Every record below should be printed exactly as given.

● **Provided information**
▼
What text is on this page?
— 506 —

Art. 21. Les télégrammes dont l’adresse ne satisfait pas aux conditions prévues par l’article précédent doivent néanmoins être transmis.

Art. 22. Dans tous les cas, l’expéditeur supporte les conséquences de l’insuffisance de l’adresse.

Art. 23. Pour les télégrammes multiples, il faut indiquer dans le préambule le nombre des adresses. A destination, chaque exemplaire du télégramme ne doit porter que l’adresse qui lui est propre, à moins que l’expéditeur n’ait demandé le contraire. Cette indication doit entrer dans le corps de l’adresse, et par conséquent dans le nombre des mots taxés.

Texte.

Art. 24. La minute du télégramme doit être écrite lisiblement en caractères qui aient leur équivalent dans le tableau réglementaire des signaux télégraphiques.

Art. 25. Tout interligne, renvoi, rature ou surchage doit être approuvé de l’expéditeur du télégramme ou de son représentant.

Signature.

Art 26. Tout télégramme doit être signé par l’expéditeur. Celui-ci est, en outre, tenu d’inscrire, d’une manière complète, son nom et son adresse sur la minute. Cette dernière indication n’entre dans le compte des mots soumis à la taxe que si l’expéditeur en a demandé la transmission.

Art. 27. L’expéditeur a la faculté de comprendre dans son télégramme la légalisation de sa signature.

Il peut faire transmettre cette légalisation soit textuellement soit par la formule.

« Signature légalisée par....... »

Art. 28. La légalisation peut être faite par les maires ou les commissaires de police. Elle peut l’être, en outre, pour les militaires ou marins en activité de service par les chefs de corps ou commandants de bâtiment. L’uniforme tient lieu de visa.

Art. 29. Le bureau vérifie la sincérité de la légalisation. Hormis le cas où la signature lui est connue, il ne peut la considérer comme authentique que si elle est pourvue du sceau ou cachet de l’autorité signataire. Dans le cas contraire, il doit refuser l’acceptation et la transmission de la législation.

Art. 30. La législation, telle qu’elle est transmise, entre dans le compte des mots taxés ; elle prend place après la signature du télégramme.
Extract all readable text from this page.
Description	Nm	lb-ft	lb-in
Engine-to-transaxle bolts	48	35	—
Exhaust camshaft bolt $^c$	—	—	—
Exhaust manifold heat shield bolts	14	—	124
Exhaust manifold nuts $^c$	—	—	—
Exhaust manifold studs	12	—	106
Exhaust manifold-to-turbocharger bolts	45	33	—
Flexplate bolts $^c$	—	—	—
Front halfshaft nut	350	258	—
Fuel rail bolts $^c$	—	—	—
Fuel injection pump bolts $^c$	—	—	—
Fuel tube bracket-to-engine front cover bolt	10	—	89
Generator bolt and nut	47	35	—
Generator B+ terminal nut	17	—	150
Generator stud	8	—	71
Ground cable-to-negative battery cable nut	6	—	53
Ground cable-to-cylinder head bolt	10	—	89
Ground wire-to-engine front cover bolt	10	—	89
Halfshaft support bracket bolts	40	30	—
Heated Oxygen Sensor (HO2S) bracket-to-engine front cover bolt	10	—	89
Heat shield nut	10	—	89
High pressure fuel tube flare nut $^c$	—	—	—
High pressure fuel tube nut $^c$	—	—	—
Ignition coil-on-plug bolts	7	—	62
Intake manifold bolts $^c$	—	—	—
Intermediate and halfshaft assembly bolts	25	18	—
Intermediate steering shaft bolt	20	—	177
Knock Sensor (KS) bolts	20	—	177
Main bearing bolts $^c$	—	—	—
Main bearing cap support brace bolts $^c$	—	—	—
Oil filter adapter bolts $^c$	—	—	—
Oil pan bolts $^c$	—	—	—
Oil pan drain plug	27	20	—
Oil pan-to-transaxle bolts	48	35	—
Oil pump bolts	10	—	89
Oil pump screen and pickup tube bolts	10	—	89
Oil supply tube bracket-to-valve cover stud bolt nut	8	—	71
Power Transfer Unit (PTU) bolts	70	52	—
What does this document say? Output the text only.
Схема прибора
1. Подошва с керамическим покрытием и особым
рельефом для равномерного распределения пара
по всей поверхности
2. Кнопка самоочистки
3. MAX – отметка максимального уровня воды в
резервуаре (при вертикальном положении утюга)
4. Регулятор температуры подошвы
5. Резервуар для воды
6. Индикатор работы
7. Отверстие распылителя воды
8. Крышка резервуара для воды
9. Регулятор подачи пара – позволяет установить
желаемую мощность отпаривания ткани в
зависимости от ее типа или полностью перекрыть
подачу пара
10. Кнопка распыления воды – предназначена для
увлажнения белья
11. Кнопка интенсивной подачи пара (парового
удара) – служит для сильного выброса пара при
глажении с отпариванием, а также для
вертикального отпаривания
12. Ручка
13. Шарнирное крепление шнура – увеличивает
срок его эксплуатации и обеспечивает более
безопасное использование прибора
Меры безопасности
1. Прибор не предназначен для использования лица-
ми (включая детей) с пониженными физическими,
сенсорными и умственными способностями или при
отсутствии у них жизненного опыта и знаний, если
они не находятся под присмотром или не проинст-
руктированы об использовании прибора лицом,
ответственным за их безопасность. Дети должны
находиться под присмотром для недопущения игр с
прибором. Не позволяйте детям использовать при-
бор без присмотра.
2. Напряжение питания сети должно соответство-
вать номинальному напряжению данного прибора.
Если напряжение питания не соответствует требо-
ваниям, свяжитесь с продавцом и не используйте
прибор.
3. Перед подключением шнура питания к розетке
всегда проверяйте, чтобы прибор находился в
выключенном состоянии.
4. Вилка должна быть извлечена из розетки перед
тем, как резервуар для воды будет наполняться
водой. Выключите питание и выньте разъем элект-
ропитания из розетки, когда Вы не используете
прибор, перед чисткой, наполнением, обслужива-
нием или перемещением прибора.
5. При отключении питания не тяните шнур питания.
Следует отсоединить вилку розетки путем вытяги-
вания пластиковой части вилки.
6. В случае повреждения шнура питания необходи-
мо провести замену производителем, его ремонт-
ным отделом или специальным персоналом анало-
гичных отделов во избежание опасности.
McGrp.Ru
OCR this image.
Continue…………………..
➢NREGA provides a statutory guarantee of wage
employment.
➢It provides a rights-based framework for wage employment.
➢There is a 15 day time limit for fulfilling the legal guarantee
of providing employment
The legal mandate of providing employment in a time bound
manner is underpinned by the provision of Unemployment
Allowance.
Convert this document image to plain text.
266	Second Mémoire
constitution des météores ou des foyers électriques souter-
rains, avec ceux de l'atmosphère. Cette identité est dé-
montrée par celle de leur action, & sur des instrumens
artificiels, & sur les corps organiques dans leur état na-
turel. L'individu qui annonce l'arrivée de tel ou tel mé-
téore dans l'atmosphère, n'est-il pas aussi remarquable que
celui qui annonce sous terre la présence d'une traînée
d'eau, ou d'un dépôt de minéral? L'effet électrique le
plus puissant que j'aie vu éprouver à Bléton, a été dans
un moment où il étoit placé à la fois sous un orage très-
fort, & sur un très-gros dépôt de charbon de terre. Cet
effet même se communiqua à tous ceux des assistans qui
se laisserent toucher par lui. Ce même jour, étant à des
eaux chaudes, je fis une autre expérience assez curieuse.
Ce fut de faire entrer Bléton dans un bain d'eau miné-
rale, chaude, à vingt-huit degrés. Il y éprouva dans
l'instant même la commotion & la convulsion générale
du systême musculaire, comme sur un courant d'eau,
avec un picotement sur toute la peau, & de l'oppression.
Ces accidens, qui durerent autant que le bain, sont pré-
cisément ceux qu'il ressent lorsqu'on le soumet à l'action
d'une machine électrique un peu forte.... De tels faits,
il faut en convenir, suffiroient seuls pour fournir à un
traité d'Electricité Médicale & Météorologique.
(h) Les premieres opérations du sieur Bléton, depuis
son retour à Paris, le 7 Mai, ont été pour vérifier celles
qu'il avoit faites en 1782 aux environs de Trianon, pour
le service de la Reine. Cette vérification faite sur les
▲
● **Full output**
What text is on this page?
— 506 —

Art. 21. Les télégrammes dont l’adresse ne satisfait pas aux conditions prévues par l’article précédent doivent néanmoins être transmis.

Art. 22. Dans tous les cas, l’expéditeur supporte les conséquences de l’insuffisance de l’adresse.

Art. 23. Pour les télégrammes multiples, il faut indiquer dans le préambule le nombre des adresses. A destination, chaque exemplaire du télégramme ne doit porter que l’adresse qui lui est propre, à moins que l’expéditeur n’ait demandé le contraire. Cette indication doit entrer dans le corps de l’adresse, et par conséquent dans le nombre des mots taxés.

Texte.

Art. 24. La minute du télégramme doit être écrite lisiblement en caractères qui aient leur équivalent dans le tableau réglementaire des signaux télégraphiques.

Art. 25. Tout interligne, renvoi, rature ou surchage doit être approuvé de l’expéditeur du télégramme ou de son représentant.

Signature.

Art 26. Tout télégramme doit être signé par l’expéditeur. Celui-ci est, en outre, tenu d’inscrire, d’une manière complète, son nom et son adresse sur la minute. Cette dernière indication n’entre dans le compte des mots soumis à la taxe que si l’expéditeur en a demandé la transmission.

Art. 27. L’expéditeur a la faculté de comprendre dans son télégramme la légalisation de sa signature.

Il peut faire transmettre cette légalisation soit textuellement soit par la formule.

« Signature légalisée par....... »

Art. 28. La légalisation peut être faite par les maires ou les commissaires de police. Elle peut l’être, en outre, pour les militaires ou marins en activité de service par les chefs de corps ou commandants de bâtiment. L’uniforme tient lieu de visa.

Art. 29. Le bureau vérifie la sincérité de la légalisation. Hormis le cas où la signature lui est connue, il ne peut la considérer comme authentique que si elle est pourvue du sceau ou cachet de l’autorité signataire. Dans le cas contraire, il doit refuser l’acceptation et la transmission de la législation.

Art. 30. La législation, telle qu’elle est transmise, entre dans le compte des mots taxés ; elle prend place après la signature du télégramme.
Extract all readable text from this page.
Description	Nm	lb-ft	lb-in
Engine-to-transaxle bolts	48	35	—
Exhaust camshaft bolt $^c$	—	—	—
Exhaust manifold heat shield bolts	14	—	124
Exhaust manifold nuts $^c$	—	—	—
Exhaust manifold studs	12	—	106
Exhaust manifold-to-turbocharger bolts	45	33	—
Flexplate bolts $^c$	—	—	—
Front halfshaft nut	350	258	—
Fuel rail bolts $^c$	—	—	—
Fuel injection pump bolts $^c$	—	—	—
Fuel tube bracket-to-engine front cover bolt	10	—	89
Generator bolt and nut	47	35	—
Generator B+ terminal nut	17	—	150
Generator stud	8	—	71
Ground cable-to-negative battery cable nut	6	—	53
Ground cable-to-cylinder head bolt	10	—	89
Ground wire-to-engine front cover bolt	10	—	89
Halfshaft support bracket bolts	40	30	—
Heated Oxygen Sensor (HO2S) bracket-to-engine front cover bolt	10	—	89
Heat shield nut	10	—	89
High pressure fuel tube flare nut $^c$	—	—	—
High pressure fuel tube nut $^c$	—	—	—
Ignition coil-on-plug bolts	7	—	62
Intake manifold bolts $^c$	—	—	—
Intermediate and halfshaft assembly bolts	25	18	—
Intermediate steering shaft bolt	20	—	177
Knock Sensor (KS) bolts	20	—	177
Main bearing bolts $^c$	—	—	—
Main bearing cap support brace bolts $^c$	—	—	—
Oil filter adapter bolts $^c$	—	—	—
Oil pan bolts $^c$	—	—	—
Oil pan drain plug	27	20	—
Oil pan-to-transaxle bolts	48	35	—
Oil pump bolts	10	—	89
Oil pump screen and pickup tube bolts	10	—	89
Oil supply tube bracket-to-valve cover stud bolt nut	8	—	71
Power Transfer Unit (PTU) bolts	70	52	—
What does this document say? Output the text only.
Схема прибора
1. Подошва с керамическим покрытием и особым
рельефом для равномерного распределения пара
по всей поверхности
2. Кнопка самоочистки
3. MAX – отметка максимального уровня воды в
резервуаре (при вертикальном положении утюга)
4. Регулятор температуры подошвы
5. Резервуар для воды
6. Индикатор работы
7. Отверстие распылителя воды
8. Крышка резервуара для воды
9. Регулятор подачи пара – позволяет установить
желаемую мощность отпаривания ткани в
зависимости от ее типа или полностью перекрыть
подачу пара
10. Кнопка распыления воды – предназначена для
увлажнения белья
11. Кнопка интенсивной подачи пара (парового
удара) – служит для сильного выброса пара при
глажении с отпариванием, а также для
вертикального отпаривания
12. Ручка
13. Шарнирное крепление шнура – увеличивает
срок его эксплуатации и обеспечивает более
безопасное использование прибора
Меры безопасности
1. Прибор не предназначен для использования лица-
ми (включая детей) с пониженными физическими,
сенсорными и умственными способностями или при
отсутствии у них жизненного опыта и знаний, если
они не находятся под присмотром или не проинст-
руктированы об использовании прибора лицом,
ответственным за их безопасность. Дети должны
находиться под присмотром для недопущения игр с
прибором. Не позволяйте детям использовать при-
бор без присмотра.
2. Напряжение питания сети должно соответство-
вать номинальному напряжению данного прибора.
Если напряжение питания не соответствует требо-
ваниям, свяжитесь с продавцом и не используйте
прибор.
3. Перед подключением шнура питания к розетке
всегда проверяйте, чтобы прибор находился в
выключенном состоянии.
4. Вилка должна быть извлечена из розетки перед
тем, как резервуар для воды будет наполняться
водой. Выключите питание и выньте разъем элект-
ропитания из розетки, когда Вы не используете
прибор, перед чисткой, наполнением, обслужива-
нием или перемещением прибора.
5. При отключении питания не тяните шнур питания.
Следует отсоединить вилку розетки путем вытяги-
вания пластиковой части вилки.
6. В случае повреждения шнура питания необходи-
мо провести замену производителем, его ремонт-
ным отделом или специальным персоналом анало-
гичных отделов во избежание опасности.
McGrp.Ru
OCR this image.
Continue…………………..
➢NREGA provides a statutory guarantee of wage
employment.
➢It provides a rights-based framework for wage employment.
➢There is a 15 day time limit for fulfilling the legal guarantee
of providing employment
The legal mandate of providing employment in a time bound
manner is underpinned by the provision of Unemployment
Allowance.
Convert this document image to plain text.
266	Second Mémoire
constitution des météores ou des foyers électriques souter-
rains, avec ceux de l'atmosphère. Cette identité est dé-
montrée par celle de leur action, & sur des instrumens
artificiels, & sur les corps organiques dans leur état na-
turel. L'individu qui annonce l'arrivée de tel ou tel mé-
téore dans l'atmosphère, n'est-il pas aussi remarquable que
celui qui annonce sous terre la présence d'une traînée
d'eau, ou d'un dépôt de minéral? L'effet électrique le
plus puissant que j'aie vu éprouver à Bléton, a été dans
un moment où il étoit placé à la fois sous un orage très-
fort, & sur un très-gros dépôt de charbon de terre. Cet
effet même se communiqua à tous ceux des assistans qui
se laisserent toucher par lui. Ce même jour, étant à des
eaux chaudes, je fis une autre expérience assez curieuse.
Ce fut de faire entrer Bléton dans un bain d'eau miné-
rale, chaude, à vingt-huit degrés. Il y éprouva dans
l'instant même la commotion & la convulsion générale
du systême musculaire, comme sur un courant d'eau,
avec un picotement sur toute la peau, & de l'oppression.
Ces accidens, qui durerent autant que le bain, sont pré-
cisément ceux qu'il ressent lorsqu'on le soumet à l'action
d'une machine électrique un peu forte.... De tels faits,
il faut en convenir, suffiroient seuls pour fournir à un
traité d'Electricité Médicale & Météorologique.
(h) Les premieres opérations du sieur Bléton, depuis
son retour à Paris, le 7 Mai, ont été pour vérifier celles
qu'il avoit faites en 1782 aux environs de Trianon, pour
le service de la Reine. Cette vérification faite sur les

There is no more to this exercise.